**Task requirements**
Transcribe each record exactly. Include every one.

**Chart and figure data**
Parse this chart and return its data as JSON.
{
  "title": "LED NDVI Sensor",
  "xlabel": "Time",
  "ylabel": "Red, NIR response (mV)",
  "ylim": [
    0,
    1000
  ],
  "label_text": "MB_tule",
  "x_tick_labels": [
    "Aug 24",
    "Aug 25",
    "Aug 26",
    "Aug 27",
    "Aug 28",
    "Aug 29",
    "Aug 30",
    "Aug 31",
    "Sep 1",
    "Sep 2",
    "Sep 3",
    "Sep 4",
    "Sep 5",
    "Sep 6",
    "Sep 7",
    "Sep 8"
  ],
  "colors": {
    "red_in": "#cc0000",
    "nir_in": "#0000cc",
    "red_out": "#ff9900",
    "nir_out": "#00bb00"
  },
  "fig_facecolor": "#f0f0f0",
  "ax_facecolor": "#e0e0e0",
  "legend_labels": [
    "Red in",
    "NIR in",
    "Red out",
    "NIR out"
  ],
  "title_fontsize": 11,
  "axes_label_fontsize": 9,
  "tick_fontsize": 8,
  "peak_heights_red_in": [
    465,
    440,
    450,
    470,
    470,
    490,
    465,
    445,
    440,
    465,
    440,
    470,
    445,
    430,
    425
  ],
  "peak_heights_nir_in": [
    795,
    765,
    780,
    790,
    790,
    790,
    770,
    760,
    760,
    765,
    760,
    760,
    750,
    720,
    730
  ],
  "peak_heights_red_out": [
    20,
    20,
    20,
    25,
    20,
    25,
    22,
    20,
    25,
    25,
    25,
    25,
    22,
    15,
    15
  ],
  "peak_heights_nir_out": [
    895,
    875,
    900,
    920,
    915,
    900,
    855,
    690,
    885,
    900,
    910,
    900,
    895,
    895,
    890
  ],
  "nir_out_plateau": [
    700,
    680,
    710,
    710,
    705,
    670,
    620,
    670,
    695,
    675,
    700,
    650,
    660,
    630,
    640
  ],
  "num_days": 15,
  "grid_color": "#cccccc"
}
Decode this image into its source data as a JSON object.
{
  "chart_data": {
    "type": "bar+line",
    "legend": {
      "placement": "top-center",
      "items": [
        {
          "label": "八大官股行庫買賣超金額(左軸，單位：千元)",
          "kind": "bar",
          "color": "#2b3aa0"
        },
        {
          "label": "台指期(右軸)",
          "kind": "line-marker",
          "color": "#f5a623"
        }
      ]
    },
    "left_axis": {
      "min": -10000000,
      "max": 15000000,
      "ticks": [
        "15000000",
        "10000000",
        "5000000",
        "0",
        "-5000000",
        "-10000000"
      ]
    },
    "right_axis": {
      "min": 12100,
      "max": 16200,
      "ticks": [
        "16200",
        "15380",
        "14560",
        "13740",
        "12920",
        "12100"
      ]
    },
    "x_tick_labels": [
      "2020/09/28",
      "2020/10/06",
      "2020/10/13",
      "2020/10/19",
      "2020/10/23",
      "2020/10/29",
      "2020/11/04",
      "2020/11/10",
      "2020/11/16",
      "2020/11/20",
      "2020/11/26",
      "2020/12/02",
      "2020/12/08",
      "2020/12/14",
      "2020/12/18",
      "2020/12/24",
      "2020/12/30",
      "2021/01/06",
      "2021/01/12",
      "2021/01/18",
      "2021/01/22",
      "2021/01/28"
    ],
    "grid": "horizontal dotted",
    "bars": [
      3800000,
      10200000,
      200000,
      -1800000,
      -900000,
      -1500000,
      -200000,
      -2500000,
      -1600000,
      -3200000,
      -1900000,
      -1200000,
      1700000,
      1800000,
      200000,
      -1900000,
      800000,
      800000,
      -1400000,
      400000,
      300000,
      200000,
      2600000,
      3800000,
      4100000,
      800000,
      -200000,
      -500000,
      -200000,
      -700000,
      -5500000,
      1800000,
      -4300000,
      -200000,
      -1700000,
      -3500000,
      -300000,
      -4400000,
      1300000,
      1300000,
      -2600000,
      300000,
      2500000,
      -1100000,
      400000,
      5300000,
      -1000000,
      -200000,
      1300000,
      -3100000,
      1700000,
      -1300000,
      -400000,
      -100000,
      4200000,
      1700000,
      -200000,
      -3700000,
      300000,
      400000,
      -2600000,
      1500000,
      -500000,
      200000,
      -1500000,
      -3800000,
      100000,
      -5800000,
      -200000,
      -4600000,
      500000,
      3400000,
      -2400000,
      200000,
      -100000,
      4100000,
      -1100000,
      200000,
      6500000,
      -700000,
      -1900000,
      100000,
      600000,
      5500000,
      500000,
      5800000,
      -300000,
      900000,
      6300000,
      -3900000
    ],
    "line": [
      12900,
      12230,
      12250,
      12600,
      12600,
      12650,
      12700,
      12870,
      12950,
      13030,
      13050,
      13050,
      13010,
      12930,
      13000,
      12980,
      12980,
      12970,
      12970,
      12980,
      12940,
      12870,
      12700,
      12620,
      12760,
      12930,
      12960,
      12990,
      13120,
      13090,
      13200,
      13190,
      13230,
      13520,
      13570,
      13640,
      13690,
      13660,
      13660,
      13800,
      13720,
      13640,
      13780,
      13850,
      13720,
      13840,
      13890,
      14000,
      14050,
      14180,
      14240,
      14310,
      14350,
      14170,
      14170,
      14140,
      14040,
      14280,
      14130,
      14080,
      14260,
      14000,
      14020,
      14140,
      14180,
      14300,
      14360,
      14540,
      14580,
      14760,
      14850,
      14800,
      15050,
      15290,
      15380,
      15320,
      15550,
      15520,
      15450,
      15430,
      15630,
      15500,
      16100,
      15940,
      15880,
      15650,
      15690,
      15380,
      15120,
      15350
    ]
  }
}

**Complete output**
Parse this chart and return its data as JSON.
{
  "title": "LED NDVI Sensor",
  "xlabel": "Time",
  "ylabel": "Red, NIR response (mV)",
  "ylim": [
    0,
    1000
  ],
  "label_text": "MB_tule",
  "x_tick_labels": [
    "Aug 24",
    "Aug 25",
    "Aug 26",
    "Aug 27",
    "Aug 28",
    "Aug 29",
    "Aug 30",
    "Aug 31",
    "Sep 1",
    "Sep 2",
    "Sep 3",
    "Sep 4",
    "Sep 5",
    "Sep 6",
    "Sep 7",
    "Sep 8"
  ],
  "colors": {
    "red_in": "#cc0000",
    "nir_in": "#0000cc",
    "red_out": "#ff9900",
    "nir_out": "#00bb00"
  },
  "fig_facecolor": "#f0f0f0",
  "ax_facecolor": "#e0e0e0",
  "legend_labels": [
    "Red in",
    "NIR in",
    "Red out",
    "NIR out"
  ],
  "title_fontsize": 11,
  "axes_label_fontsize": 9,
  "tick_fontsize": 8,
  "peak_heights_red_in": [
    465,
    440,
    450,
    470,
    470,
    490,
    465,
    445,
    440,
    465,
    440,
    470,
    445,
    430,
    425
  ],
  "peak_heights_nir_in": [
    795,
    765,
    780,
    790,
    790,
    790,
    770,
    760,
    760,
    765,
    760,
    760,
    750,
    720,
    730
  ],
  "peak_heights_red_out": [
    20,
    20,
    20,
    25,
    20,
    25,
    22,
    20,
    25,
    25,
    25,
    25,
    22,
    15,
    15
  ],
  "peak_heights_nir_out": [
    895,
    875,
    900,
    920,
    915,
    900,
    855,
    690,
    885,
    900,
    910,
    900,
    895,
    895,
    890
  ],
  "nir_out_plateau": [
    700,
    680,
    710,
    710,
    705,
    670,
    620,
    670,
    695,
    675,
    700,
    650,
    660,
    630,
    640
  ],
  "num_days": 15,
  "grid_color": "#cccccc"
}
Decode this image into its source data as a JSON object.
{
  "chart_data": {
    "type": "bar+line",
    "legend": {
      "placement": "top-center",
      "items": [
        {
          "label": "八大官股行庫買賣超金額(左軸，單位：千元)",
          "kind": "bar",
          "color": "#2b3aa0"
        },
        {
          "label": "台指期(右軸)",
          "kind": "line-marker",
          "color": "#f5a623"
        }
      ]
    },
    "left_axis": {
      "min": -10000000,
      "max": 15000000,
      "ticks": [
        "15000000",
        "10000000",
        "5000000",
        "0",
        "-5000000",
        "-10000000"
      ]
    },
    "right_axis": {
      "min": 12100,
      "max": 16200,
      "ticks": [
        "16200",
        "15380",
        "14560",
        "13740",
        "12920",
        "12100"
      ]
    },
    "x_tick_labels": [
      "2020/09/28",
      "2020/10/06",
      "2020/10/13",
      "2020/10/19",
      "2020/10/23",
      "2020/10/29",
      "2020/11/04",
      "2020/11/10",
      "2020/11/16",
      "2020/11/20",
      "2020/11/26",
      "2020/12/02",
      "2020/12/08",
      "2020/12/14",
      "2020/12/18",
      "2020/12/24",
      "2020/12/30",
      "2021/01/06",
      "2021/01/12",
      "2021/01/18",
      "2021/01/22",
      "2021/01/28"
    ],
    "grid": "horizontal dotted",
    "bars": [
      3800000,
      10200000,
      200000,
      -1800000,
      -900000,
      -1500000,
      -200000,
      -2500000,
      -1600000,
      -3200000,
      -1900000,
      -1200000,
      1700000,
      1800000,
      200000,
      -1900000,
      800000,
      800000,
      -1400000,
      400000,
      300000,
      200000,
      2600000,
      3800000,
      4100000,
      800000,
      -200000,
      -500000,
      -200000,
      -700000,
      -5500000,
      1800000,
      -4300000,
      -200000,
      -1700000,
      -3500000,
      -300000,
      -4400000,
      1300000,
      1300000,
      -2600000,
      300000,
      2500000,
      -1100000,
      400000,
      5300000,
      -1000000,
      -200000,
      1300000,
      -3100000,
      1700000,
      -1300000,
      -400000,
      -100000,
      4200000,
      1700000,
      -200000,
      -3700000,
      300000,
      400000,
      -2600000,
      1500000,
      -500000,
      200000,
      -1500000,
      -3800000,
      100000,
      -5800000,
      -200000,
      -4600000,
      500000,
      3400000,
      -2400000,
      200000,
      -100000,
      4100000,
      -1100000,
      200000,
      6500000,
      -700000,
      -1900000,
      100000,
      600000,
      5500000,
      500000,
      5800000,
      -300000,
      900000,
      6300000,
      -3900000
    ],
    "line": [
      12900,
      12230,
      12250,
      12600,
      12600,
      12650,
      12700,
      12870,
      12950,
      13030,
      13050,
      13050,
      13010,
      12930,
      13000,
      12980,
      12980,
      12970,
      12970,
      12980,
      12940,
      12870,
      12700,
      12620,
      12760,
      12930,
      12960,
      12990,
      13120,
      13090,
      13200,
      13190,
      13230,
      13520,
      13570,
      13640,
      13690,
      13660,
      13660,
      13800,
      13720,
      13640,
      13780,
      13850,
      13720,
      13840,
      13890,
      14000,
      14050,
      14180,
      14240,
      14310,
      14350,
      14170,
      14170,
      14140,
      14040,
      14280,
      14130,
      14080,
      14260,
      14000,
      14020,
      14140,
      14180,
      14300,
      14360,
      14540,
      14580,
      14760,
      14850,
      14800,
      15050,
      15290,
      15380,
      15320,
      15550,
      15520,
      15450,
      15430,
      15630,
      15500,
      16100,
      15940,
      15880,
      15650,
      15690,
      15380,
      15120,
      15350
    ]
  }
}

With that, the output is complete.